Would you write out the listing verbatim and skip every picture in it?

>> START

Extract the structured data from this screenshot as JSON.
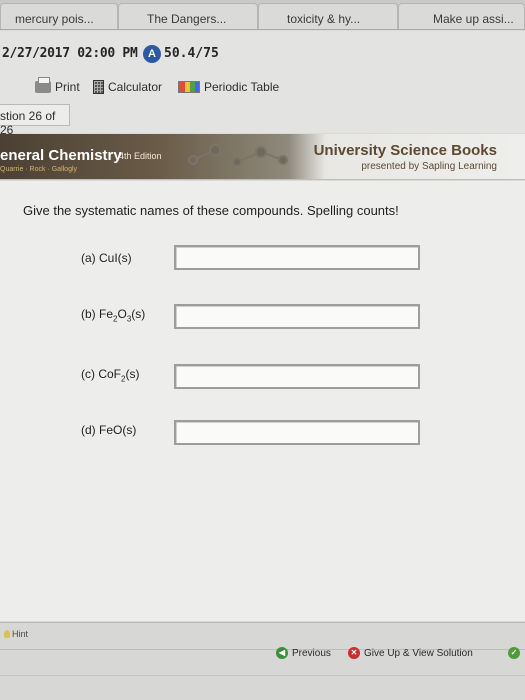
{
  "browser_tabs": [
    {
      "label": "mercury pois..."
    },
    {
      "label": "The Dangers..."
    },
    {
      "label": "toxicity & hy..."
    },
    {
      "label": "Make up assi..."
    }
  ],
  "header": {
    "due_datetime": "2/27/2017 02:00 PM",
    "score_badge": "A",
    "score": "50.4/75",
    "toolbar": {
      "print_label": "Print",
      "calculator_label": "Calculator",
      "periodic_table_label": "Periodic Table"
    },
    "question_count": "stion 26 of 26"
  },
  "banner": {
    "book_title": "eneral Chemistry",
    "edition": "4th Edition",
    "authors": "Quarrie · Rock · Gallogly",
    "publisher": "University Science Books",
    "presented_by": "presented by Sapling Learning"
  },
  "question": {
    "prompt": "Give the systematic names of these compounds. Spelling counts!",
    "parts": [
      {
        "label_pre": "(a) CuI(s)",
        "value": ""
      },
      {
        "label_pre": "(b) Fe",
        "sub1": "2",
        "mid": "O",
        "sub2": "3",
        "label_post": "(s)",
        "value": ""
      },
      {
        "label_pre": "(c) CoF",
        "sub1": "2",
        "label_post": "(s)",
        "value": ""
      },
      {
        "label_pre": "(d) FeO(s)",
        "value": ""
      }
    ]
  },
  "footer": {
    "hint_label": "Hint",
    "previous_label": "Previous",
    "give_up_label": "Give Up & View Solution"
  },
  "colors": {
    "score_badge": "#2c5aa0",
    "banner_dark": "#4b4033",
    "publisher_text": "#5c4a32",
    "previous_icon": "#3b8f3a",
    "give_up_icon": "#c62f2f"
  }
}
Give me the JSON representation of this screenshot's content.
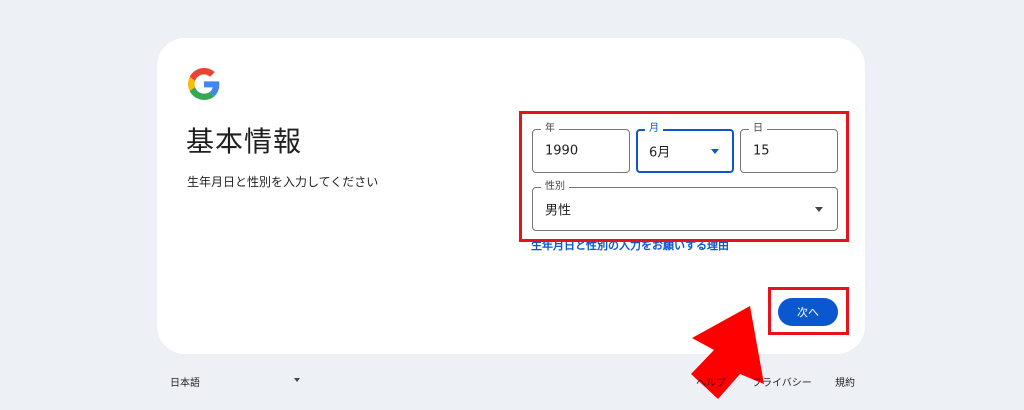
{
  "header": {
    "logo_letter": "G",
    "title": "基本情報",
    "subtitle": "生年月日と性別を入力してください"
  },
  "form": {
    "year": {
      "label": "年",
      "value": "1990"
    },
    "month": {
      "label": "月",
      "value": "6月"
    },
    "day": {
      "label": "日",
      "value": "15"
    },
    "gender": {
      "label": "性別",
      "value": "男性"
    }
  },
  "reason_link": "生年月日と性別の入力をお願いする理由",
  "next_button": "次へ",
  "footer": {
    "language": "日本語",
    "help": "ヘルプ",
    "privacy": "プライバシー",
    "terms": "規約"
  },
  "colors": {
    "accent": "#0b57d0",
    "highlight": "#e8121d",
    "background": "#edf0f5"
  }
}
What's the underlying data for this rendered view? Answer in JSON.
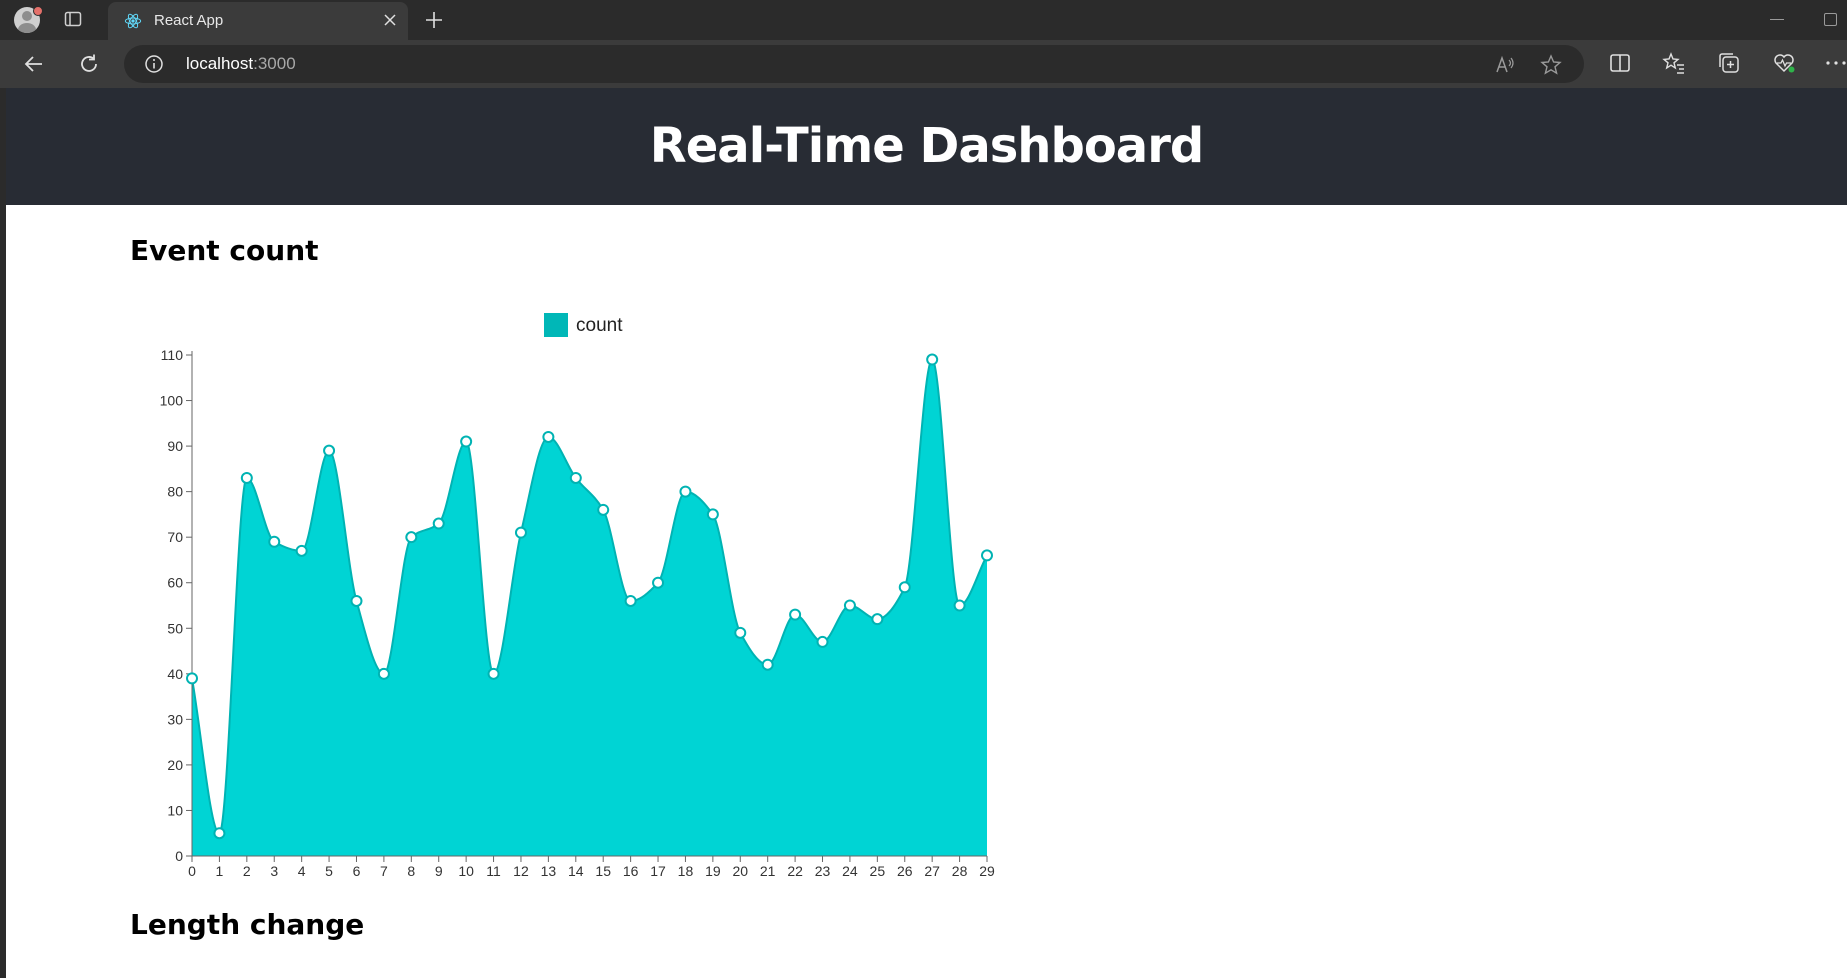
{
  "browser": {
    "tab_title": "React App",
    "url_host": "localhost",
    "url_port": ":3000"
  },
  "page": {
    "title": "Real-Time Dashboard",
    "sections": [
      "Event count",
      "Length change"
    ]
  },
  "colors": {
    "header_bg": "#282c34",
    "area_fill": "#00d4d4",
    "area_stroke": "#00b3b3",
    "legend_swatch": "#00b7b7"
  },
  "chart_data": {
    "type": "area",
    "title": "",
    "xlabel": "",
    "ylabel": "",
    "x": [
      0,
      1,
      2,
      3,
      4,
      5,
      6,
      7,
      8,
      9,
      10,
      11,
      12,
      13,
      14,
      15,
      16,
      17,
      18,
      19,
      20,
      21,
      22,
      23,
      24,
      25,
      26,
      27,
      28,
      29
    ],
    "series": [
      {
        "name": "count",
        "values": [
          39,
          5,
          83,
          69,
          67,
          89,
          56,
          40,
          70,
          73,
          91,
          40,
          71,
          92,
          83,
          76,
          56,
          60,
          80,
          75,
          49,
          42,
          53,
          47,
          55,
          52,
          59,
          109,
          55,
          66
        ]
      }
    ],
    "ylim": [
      0,
      110
    ],
    "yticks": [
      0,
      10,
      20,
      30,
      40,
      50,
      60,
      70,
      80,
      90,
      100,
      110
    ],
    "xticks": [
      0,
      1,
      2,
      3,
      4,
      5,
      6,
      7,
      8,
      9,
      10,
      11,
      12,
      13,
      14,
      15,
      16,
      17,
      18,
      19,
      20,
      21,
      22,
      23,
      24,
      25,
      26,
      27,
      28,
      29
    ],
    "legend": "top",
    "grid": false,
    "smooth": true,
    "markers": true
  }
}
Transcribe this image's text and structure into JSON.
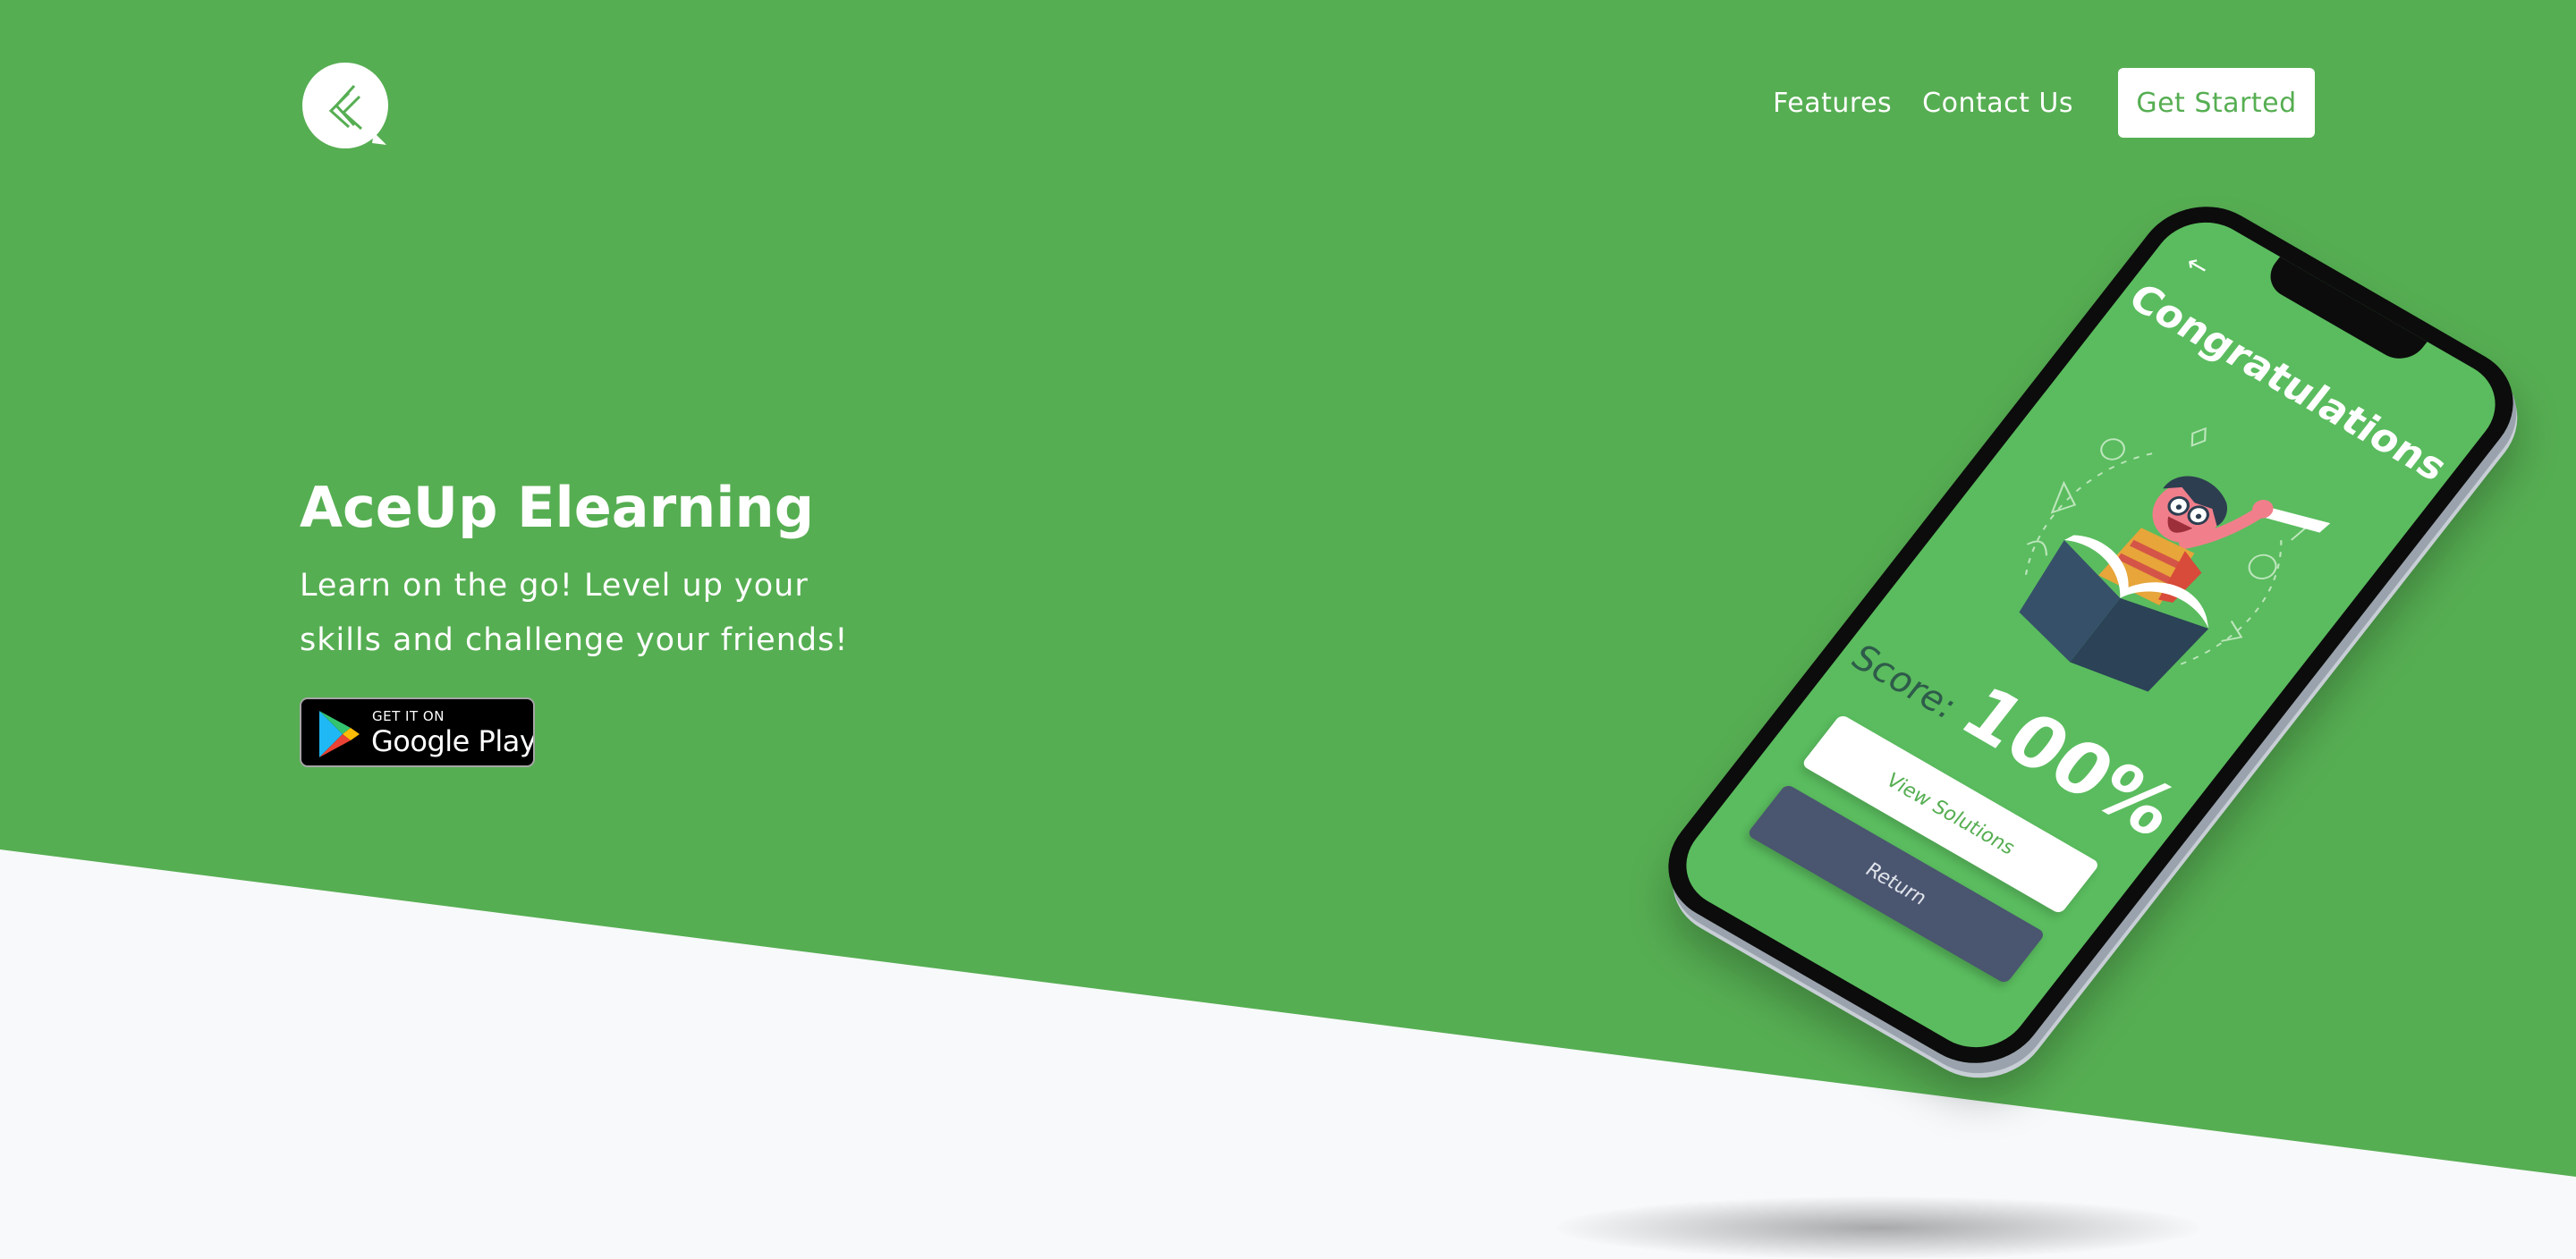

>> END

Reply to the exercise |
Extract the structured data from this screenshot as JSON.
{
  "browser_tabs": [
    {
      "label": "mercury pois..."
    },
    {
      "label": "The Dangers..."
    },
    {
      "label": "toxicity & hy..."
    },
    {
      "label": "Make up assi..."
    }
  ],
  "header": {
    "due_datetime": "2/27/2017 02:00 PM",
    "score_badge": "A",
    "score": "50.4/75",
    "toolbar": {
      "print_label": "Print",
      "calculator_label": "Calculator",
      "periodic_table_label": "Periodic Table"
    },
    "question_count": "stion 26 of 26"
  },
  "banner": {
    "book_title": "eneral Chemistry",
    "edition": "4th Edition",
    "authors": "Quarrie · Rock · Gallogly",
    "publisher": "University Science Books",
    "presented_by": "presented by Sapling Learning"
  },
  "question": {
    "prompt": "Give the systematic names of these compounds. Spelling counts!",
    "parts": [
      {
        "label_pre": "(a) CuI(s)",
        "value": ""
      },
      {
        "label_pre": "(b) Fe",
        "sub1": "2",
        "mid": "O",
        "sub2": "3",
        "label_post": "(s)",
        "value": ""
      },
      {
        "label_pre": "(c) CoF",
        "sub1": "2",
        "label_post": "(s)",
        "value": ""
      },
      {
        "label_pre": "(d) FeO(s)",
        "value": ""
      }
    ]
  },
  "footer": {
    "hint_label": "Hint",
    "previous_label": "Previous",
    "give_up_label": "Give Up & View Solution"
  },
  "colors": {
    "score_badge": "#2c5aa0",
    "banner_dark": "#4b4033",
    "publisher_text": "#5c4a32",
    "previous_icon": "#3b8f3a",
    "give_up_icon": "#c62f2f"
  }
}
Give me the JSON representation of this screenshot's content.
{
  "header": {
    "logo_letter": "G",
    "title": "基本情報",
    "subtitle": "生年月日と性別を入力してください"
  },
  "form": {
    "year": {
      "label": "年",
      "value": "1990"
    },
    "month": {
      "label": "月",
      "value": "6月"
    },
    "day": {
      "label": "日",
      "value": "15"
    },
    "gender": {
      "label": "性別",
      "value": "男性"
    }
  },
  "reason_link": "生年月日と性別の入力をお願いする理由",
  "next_button": "次へ",
  "footer": {
    "language": "日本語",
    "help": "ヘルプ",
    "privacy": "プライバシー",
    "terms": "規約"
  },
  "colors": {
    "accent": "#0b57d0",
    "highlight": "#e8121d",
    "background": "#edf0f5"
  }
}
What's the underlying data for this rendered view? Answer in JSON.
{
  "browser": {
    "tab_title": "React App",
    "url_host": "localhost",
    "url_port": ":3000"
  },
  "page": {
    "title": "Real-Time Dashboard",
    "sections": [
      "Event count",
      "Length change"
    ]
  },
  "colors": {
    "header_bg": "#282c34",
    "area_fill": "#00d4d4",
    "area_stroke": "#00b3b3",
    "legend_swatch": "#00b7b7"
  },
  "chart_data": {
    "type": "area",
    "title": "",
    "xlabel": "",
    "ylabel": "",
    "x": [
      0,
      1,
      2,
      3,
      4,
      5,
      6,
      7,
      8,
      9,
      10,
      11,
      12,
      13,
      14,
      15,
      16,
      17,
      18,
      19,
      20,
      21,
      22,
      23,
      24,
      25,
      26,
      27,
      28,
      29
    ],
    "series": [
      {
        "name": "count",
        "values": [
          39,
          5,
          83,
          69,
          67,
          89,
          56,
          40,
          70,
          73,
          91,
          40,
          71,
          92,
          83,
          76,
          56,
          60,
          80,
          75,
          49,
          42,
          53,
          47,
          55,
          52,
          59,
          109,
          55,
          66
        ]
      }
    ],
    "ylim": [
      0,
      110
    ],
    "yticks": [
      0,
      10,
      20,
      30,
      40,
      50,
      60,
      70,
      80,
      90,
      100,
      110
    ],
    "xticks": [
      0,
      1,
      2,
      3,
      4,
      5,
      6,
      7,
      8,
      9,
      10,
      11,
      12,
      13,
      14,
      15,
      16,
      17,
      18,
      19,
      20,
      21,
      22,
      23,
      24,
      25,
      26,
      27,
      28,
      29
    ],
    "legend": "top",
    "grid": false,
    "smooth": true,
    "markers": true
  }
}
Transcribe this image's text and structure into JSON.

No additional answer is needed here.